207 Conn.App. 807
Conn. App. Ct.2021Background
- Parties married in 2011, have two minor children; dissolution trial in 2018 and judgment issued December 2018.
- Plaintiff is a per diem nurse with variable hours and limited liquid assets; owns a Worcester home (rented), planned relocation to Worcester.
- Defendant is a biostatistician paid via grant-funded projects; his income fell by ~50% from prior years when several grants expired; owns Ashford home (purchased pre‑marriage) and has significant retirement accounts.
- During the marriage and after the dissolution filing, defendant made unilateral financial moves: two $10,000 overpayments on Ashford mortgage and deposits into CHET education accounts (totaling significant sums), and payments toward Nicaragua property; plaintiff sought reimbursement/equalization.

## [Dataset]
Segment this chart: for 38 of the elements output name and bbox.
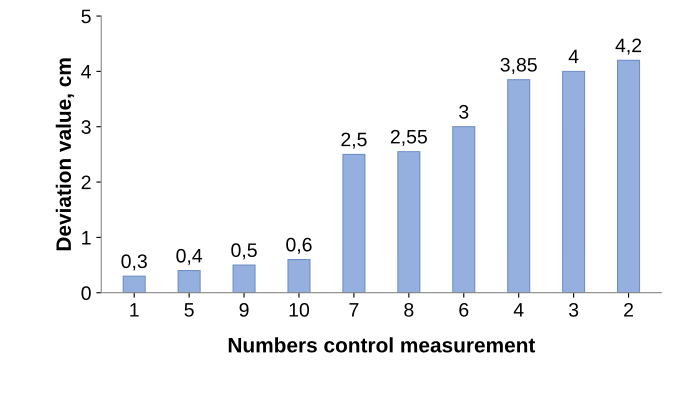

...

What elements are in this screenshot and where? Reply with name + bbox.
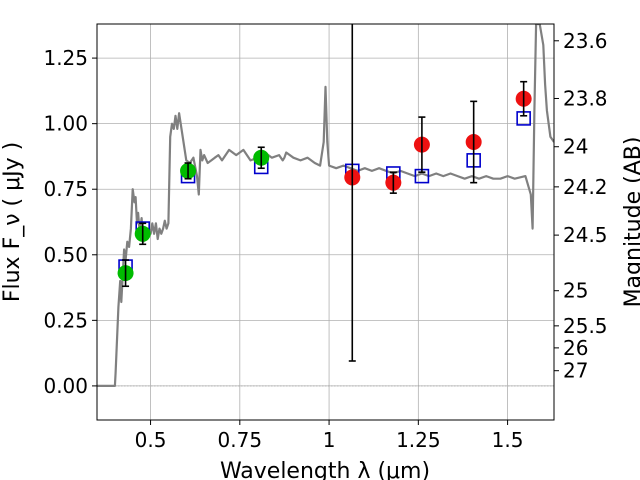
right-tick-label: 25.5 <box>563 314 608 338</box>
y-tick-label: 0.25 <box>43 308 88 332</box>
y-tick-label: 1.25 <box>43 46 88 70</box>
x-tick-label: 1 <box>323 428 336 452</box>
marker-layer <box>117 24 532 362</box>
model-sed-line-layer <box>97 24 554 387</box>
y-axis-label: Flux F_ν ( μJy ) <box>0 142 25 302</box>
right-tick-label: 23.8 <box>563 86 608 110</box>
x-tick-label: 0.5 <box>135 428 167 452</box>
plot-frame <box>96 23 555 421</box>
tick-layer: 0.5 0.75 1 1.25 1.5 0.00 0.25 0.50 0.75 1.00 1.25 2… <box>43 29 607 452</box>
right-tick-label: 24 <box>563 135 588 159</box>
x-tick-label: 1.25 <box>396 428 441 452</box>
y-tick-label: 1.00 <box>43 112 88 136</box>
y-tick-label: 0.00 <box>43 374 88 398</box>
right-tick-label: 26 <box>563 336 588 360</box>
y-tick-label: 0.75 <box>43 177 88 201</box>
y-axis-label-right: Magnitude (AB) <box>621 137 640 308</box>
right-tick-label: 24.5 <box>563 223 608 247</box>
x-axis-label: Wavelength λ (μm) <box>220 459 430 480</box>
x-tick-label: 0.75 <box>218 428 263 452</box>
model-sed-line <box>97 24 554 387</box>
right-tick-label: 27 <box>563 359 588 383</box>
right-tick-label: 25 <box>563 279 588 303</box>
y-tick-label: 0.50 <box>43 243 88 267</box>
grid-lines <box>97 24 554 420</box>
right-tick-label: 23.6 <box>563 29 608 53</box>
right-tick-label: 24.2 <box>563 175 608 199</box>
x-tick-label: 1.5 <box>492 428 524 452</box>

## [Complete the following]
(a) Do these statements agree with the case summary? Answer yes or no for each, quoting the words from the case summary that decide it.
(i) The parties married in 2011.
(ii) The defendant bought the Ashford home after the marriage.
(iii) The defendant made two overpayments of $10,000 on the Ashford mortgage.
(b) Answer these questions from the case summary:
(i) What is the plaintiff's job?
(ii) By roughly what share did the defendant's income fall from prior years?
(iii) In what month and year was judgment issued?
(c) Write out a part of the case summary word for word. Begin at the words "207 Conn.App. 807" and stop after the words "relocation to Worcester.".

## [Answers to the problems]
(a)
(i) Yes: "Parties married in 2011"
(ii) No: "owns Ashford home (purchased pre‑marriage)"
(iii) Yes: "two $10,000 overpayments on Ashford mortgage"

(b)
(i) A per diem nurse
(ii) About 50%
(iii) December 2018

(c)
207 Conn.App. 807
Conn. App. Ct.2021Background
- Parties married in 2011, have two minor children; dissolution trial in 2018 and judgment issued December 2018.
- Plaintiff is a per diem nurse with variable hours and limited liquid assets; owns a Worcester home (rented), planned relocation to Worcester.